• _EXERCISE AIM_
Across the entries below, how many lines contain the word "this"? Give the number alone.

** START OF STORED DATA **

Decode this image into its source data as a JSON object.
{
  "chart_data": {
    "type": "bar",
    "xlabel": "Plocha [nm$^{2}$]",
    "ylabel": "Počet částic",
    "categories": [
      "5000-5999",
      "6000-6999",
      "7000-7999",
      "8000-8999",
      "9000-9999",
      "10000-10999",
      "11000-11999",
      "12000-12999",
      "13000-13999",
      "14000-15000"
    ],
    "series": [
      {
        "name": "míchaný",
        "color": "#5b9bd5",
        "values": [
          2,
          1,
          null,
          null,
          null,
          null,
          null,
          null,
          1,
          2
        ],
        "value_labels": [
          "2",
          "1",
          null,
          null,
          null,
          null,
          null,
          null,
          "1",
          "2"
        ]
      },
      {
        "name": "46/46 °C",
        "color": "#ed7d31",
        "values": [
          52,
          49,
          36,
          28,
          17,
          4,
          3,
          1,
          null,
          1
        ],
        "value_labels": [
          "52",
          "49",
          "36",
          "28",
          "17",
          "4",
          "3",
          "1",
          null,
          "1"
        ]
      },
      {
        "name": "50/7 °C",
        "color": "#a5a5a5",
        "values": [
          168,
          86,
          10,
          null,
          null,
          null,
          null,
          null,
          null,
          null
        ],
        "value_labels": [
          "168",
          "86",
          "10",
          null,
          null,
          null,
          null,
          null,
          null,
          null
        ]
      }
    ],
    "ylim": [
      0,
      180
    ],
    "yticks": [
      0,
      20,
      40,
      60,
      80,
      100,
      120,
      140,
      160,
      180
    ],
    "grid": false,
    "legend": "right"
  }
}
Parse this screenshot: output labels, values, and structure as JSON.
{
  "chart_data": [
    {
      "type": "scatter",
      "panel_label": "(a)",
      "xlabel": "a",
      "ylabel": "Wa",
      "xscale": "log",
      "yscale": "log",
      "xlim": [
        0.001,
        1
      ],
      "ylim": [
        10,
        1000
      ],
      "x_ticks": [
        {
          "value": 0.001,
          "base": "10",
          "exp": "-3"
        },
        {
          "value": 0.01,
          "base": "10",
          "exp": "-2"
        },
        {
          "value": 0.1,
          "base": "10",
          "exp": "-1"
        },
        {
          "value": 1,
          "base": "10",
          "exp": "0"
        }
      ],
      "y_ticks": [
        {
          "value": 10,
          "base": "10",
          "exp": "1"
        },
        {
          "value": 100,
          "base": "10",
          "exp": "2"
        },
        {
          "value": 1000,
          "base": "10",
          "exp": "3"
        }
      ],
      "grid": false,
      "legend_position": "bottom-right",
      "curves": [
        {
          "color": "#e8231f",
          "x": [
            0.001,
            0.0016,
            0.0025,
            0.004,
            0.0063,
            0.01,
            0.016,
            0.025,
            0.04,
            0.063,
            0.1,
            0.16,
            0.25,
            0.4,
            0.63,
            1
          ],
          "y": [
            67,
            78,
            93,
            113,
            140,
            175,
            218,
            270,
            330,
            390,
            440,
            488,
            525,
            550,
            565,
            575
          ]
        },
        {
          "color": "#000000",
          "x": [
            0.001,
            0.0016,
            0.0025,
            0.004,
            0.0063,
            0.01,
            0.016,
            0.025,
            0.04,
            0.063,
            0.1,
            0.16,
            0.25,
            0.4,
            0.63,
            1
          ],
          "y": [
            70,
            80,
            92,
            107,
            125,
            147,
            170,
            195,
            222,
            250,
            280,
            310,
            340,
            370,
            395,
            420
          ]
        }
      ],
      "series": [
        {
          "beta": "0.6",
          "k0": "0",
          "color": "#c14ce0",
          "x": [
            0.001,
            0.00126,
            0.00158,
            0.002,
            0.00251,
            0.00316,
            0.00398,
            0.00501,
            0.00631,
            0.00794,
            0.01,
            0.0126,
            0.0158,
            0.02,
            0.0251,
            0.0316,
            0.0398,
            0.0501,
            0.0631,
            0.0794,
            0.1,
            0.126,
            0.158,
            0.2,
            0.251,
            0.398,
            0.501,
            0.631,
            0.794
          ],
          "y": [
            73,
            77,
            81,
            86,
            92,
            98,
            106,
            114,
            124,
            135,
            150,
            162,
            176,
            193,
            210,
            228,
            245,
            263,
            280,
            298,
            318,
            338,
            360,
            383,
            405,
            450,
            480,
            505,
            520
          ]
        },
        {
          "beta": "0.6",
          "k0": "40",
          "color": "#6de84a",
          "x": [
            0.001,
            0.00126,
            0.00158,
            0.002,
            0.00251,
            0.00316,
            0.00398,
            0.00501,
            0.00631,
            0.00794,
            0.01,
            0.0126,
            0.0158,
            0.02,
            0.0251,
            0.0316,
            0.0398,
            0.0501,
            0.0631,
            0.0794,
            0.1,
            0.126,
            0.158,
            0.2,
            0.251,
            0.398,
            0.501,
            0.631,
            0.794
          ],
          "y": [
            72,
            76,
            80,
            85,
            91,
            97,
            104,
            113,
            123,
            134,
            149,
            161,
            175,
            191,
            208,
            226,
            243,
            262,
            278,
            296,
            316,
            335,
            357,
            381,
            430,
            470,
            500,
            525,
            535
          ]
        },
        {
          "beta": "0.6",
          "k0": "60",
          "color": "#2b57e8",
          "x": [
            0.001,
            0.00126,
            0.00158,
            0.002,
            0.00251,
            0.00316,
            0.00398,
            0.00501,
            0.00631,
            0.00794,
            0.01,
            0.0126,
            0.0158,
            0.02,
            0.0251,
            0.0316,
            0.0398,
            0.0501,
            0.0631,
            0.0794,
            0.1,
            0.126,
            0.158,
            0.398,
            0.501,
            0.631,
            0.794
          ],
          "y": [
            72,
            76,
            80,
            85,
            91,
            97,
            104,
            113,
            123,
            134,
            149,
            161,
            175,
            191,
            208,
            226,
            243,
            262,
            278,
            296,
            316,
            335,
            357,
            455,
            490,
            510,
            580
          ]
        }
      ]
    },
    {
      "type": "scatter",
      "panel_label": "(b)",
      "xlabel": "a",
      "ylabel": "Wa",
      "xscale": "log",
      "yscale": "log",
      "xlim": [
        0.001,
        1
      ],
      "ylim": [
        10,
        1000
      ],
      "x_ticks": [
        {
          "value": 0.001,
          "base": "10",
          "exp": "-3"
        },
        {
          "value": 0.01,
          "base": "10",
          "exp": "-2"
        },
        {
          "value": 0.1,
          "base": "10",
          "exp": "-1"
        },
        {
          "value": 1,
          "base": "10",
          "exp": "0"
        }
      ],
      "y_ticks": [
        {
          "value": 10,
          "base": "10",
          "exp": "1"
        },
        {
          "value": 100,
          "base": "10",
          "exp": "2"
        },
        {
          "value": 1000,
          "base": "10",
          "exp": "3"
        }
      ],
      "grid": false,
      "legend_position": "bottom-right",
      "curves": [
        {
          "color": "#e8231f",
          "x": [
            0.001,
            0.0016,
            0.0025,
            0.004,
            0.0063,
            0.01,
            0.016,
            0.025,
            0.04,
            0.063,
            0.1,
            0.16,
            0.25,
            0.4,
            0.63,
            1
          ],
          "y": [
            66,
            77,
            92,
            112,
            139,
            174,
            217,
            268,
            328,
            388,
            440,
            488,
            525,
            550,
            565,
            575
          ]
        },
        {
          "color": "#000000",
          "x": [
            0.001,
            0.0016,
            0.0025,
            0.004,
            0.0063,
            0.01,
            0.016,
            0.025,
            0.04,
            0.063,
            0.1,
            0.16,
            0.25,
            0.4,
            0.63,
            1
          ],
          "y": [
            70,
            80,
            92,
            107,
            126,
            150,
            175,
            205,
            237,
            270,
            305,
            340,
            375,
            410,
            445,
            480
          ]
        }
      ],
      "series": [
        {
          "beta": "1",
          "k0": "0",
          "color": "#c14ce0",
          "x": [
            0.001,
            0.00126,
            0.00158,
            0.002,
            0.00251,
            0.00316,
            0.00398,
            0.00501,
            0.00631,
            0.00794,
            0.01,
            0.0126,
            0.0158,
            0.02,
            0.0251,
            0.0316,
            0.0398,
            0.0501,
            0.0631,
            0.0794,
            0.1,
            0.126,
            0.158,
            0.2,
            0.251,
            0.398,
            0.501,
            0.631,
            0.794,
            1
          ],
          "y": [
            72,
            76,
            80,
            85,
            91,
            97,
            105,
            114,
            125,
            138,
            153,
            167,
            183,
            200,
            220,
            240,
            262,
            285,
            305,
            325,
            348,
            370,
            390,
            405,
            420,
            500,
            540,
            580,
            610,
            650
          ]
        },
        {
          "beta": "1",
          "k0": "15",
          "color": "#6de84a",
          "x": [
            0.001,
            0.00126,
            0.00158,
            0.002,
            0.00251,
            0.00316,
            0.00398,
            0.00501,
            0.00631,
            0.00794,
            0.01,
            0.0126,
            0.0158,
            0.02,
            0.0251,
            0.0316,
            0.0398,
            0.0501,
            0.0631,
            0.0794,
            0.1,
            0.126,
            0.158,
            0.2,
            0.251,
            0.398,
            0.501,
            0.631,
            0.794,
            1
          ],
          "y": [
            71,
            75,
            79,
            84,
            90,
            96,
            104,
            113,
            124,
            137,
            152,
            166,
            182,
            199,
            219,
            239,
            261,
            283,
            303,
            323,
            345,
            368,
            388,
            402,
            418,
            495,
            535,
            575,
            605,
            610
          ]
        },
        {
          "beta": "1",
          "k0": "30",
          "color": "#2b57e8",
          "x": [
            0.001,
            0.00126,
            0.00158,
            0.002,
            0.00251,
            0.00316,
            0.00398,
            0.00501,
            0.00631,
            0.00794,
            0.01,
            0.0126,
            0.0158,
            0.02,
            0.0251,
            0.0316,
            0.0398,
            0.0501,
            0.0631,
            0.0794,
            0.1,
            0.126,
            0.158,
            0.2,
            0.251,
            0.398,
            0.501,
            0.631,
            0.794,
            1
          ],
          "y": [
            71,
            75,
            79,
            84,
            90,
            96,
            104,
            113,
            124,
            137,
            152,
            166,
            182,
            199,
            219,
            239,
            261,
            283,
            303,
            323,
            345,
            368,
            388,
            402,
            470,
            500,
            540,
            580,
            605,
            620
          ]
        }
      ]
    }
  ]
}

** END OF STORED DATA **

• _THE REPLY_
2